• [Chart and figure data]
------------------------------------------------
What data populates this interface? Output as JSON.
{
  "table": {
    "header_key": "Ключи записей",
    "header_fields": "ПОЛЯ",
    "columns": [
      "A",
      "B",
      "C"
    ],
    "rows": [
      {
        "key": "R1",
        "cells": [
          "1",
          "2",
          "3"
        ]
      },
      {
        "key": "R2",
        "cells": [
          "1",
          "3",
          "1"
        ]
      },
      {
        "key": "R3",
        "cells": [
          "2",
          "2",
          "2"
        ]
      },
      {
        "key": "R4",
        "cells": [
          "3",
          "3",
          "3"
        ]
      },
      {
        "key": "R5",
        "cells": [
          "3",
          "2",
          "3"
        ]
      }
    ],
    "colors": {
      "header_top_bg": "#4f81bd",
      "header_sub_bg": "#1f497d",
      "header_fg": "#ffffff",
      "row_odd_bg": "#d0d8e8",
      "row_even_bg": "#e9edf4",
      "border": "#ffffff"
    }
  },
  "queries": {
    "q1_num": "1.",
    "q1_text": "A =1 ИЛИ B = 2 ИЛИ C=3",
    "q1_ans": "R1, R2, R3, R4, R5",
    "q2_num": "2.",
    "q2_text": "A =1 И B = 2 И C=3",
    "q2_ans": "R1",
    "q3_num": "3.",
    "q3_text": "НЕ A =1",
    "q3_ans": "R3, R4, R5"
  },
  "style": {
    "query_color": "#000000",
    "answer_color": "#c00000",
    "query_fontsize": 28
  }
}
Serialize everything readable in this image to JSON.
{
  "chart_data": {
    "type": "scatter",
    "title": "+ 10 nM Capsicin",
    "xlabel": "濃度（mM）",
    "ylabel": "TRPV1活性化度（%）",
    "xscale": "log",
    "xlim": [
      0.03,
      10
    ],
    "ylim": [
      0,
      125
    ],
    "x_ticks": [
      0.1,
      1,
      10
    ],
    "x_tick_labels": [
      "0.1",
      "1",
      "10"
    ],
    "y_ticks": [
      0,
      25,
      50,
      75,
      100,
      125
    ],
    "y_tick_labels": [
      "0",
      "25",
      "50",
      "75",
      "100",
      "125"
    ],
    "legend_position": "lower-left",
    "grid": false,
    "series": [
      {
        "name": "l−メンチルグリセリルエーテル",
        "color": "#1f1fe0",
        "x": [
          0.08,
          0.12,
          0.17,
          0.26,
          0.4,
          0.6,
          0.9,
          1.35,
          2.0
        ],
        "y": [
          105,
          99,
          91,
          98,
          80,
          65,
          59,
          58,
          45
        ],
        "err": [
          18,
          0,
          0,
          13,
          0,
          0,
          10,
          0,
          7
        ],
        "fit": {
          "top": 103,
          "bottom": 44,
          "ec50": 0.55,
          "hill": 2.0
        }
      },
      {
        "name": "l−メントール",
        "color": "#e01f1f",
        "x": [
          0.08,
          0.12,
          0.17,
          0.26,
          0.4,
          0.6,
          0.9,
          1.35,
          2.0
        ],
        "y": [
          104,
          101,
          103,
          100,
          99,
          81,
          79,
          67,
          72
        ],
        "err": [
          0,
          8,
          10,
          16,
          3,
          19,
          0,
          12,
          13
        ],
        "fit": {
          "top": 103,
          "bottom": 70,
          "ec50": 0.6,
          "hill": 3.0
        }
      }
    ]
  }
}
------------------------------------------------
• [The exercise] Above are some records. Print them all exactly.

• [Response to the task]
What data populates this interface? Output as JSON.
{
  "table": {
    "header_key": "Ключи записей",
    "header_fields": "ПОЛЯ",
    "columns": [
      "A",
      "B",
      "C"
    ],
    "rows": [
      {
        "key": "R1",
        "cells": [
          "1",
          "2",
          "3"
        ]
      },
      {
        "key": "R2",
        "cells": [
          "1",
          "3",
          "1"
        ]
      },
      {
        "key": "R3",
        "cells": [
          "2",
          "2",
          "2"
        ]
      },
      {
        "key": "R4",
        "cells": [
          "3",
          "3",
          "3"
        ]
      },
      {
        "key": "R5",
        "cells": [
          "3",
          "2",
          "3"
        ]
      }
    ],
    "colors": {
      "header_top_bg": "#4f81bd",
      "header_sub_bg": "#1f497d",
      "header_fg": "#ffffff",
      "row_odd_bg": "#d0d8e8",
      "row_even_bg": "#e9edf4",
      "border": "#ffffff"
    }
  },
  "queries": {
    "q1_num": "1.",
    "q1_text": "A =1 ИЛИ B = 2 ИЛИ C=3",
    "q1_ans": "R1, R2, R3, R4, R5",
    "q2_num": "2.",
    "q2_text": "A =1 И B = 2 И C=3",
    "q2_ans": "R1",
    "q3_num": "3.",
    "q3_text": "НЕ A =1",
    "q3_ans": "R3, R4, R5"
  },
  "style": {
    "query_color": "#000000",
    "answer_color": "#c00000",
    "query_fontsize": 28
  }
}
Serialize everything readable in this image to JSON.
{
  "chart_data": {
    "type": "scatter",
    "title": "+ 10 nM Capsicin",
    "xlabel": "濃度（mM）",
    "ylabel": "TRPV1活性化度（%）",
    "xscale": "log",
    "xlim": [
      0.03,
      10
    ],
    "ylim": [
      0,
      125
    ],
    "x_ticks": [
      0.1,
      1,
      10
    ],
    "x_tick_labels": [
      "0.1",
      "1",
      "10"
    ],
    "y_ticks": [
      0,
      25,
      50,
      75,
      100,
      125
    ],
    "y_tick_labels": [
      "0",
      "25",
      "50",
      "75",
      "100",
      "125"
    ],
    "legend_position": "lower-left",
    "grid": false,
    "series": [
      {
        "name": "l−メンチルグリセリルエーテル",
        "color": "#1f1fe0",
        "x": [
          0.08,
          0.12,
          0.17,
          0.26,
          0.4,
          0.6,
          0.9,
          1.35,
          2.0
        ],
        "y": [
          105,
          99,
          91,
          98,
          80,
          65,
          59,
          58,
          45
        ],
        "err": [
          18,
          0,
          0,
          13,
          0,
          0,
          10,
          0,
          7
        ],
        "fit": {
          "top": 103,
          "bottom": 44,
          "ec50": 0.55,
          "hill": 2.0
        }
      },
      {
        "name": "l−メントール",
        "color": "#e01f1f",
        "x": [
          0.08,
          0.12,
          0.17,
          0.26,
          0.4,
          0.6,
          0.9,
          1.35,
          2.0
        ],
        "y": [
          104,
          101,
          103,
          100,
          99,
          81,
          79,
          67,
          72
        ],
        "err": [
          0,
          8,
          10,
          16,
          3,
          19,
          0,
          12,
          13
        ],
        "fit": {
          "top": 103,
          "bottom": 70,
          "ec50": 0.6,
          "hill": 3.0
        }
      }
    ]
  }
}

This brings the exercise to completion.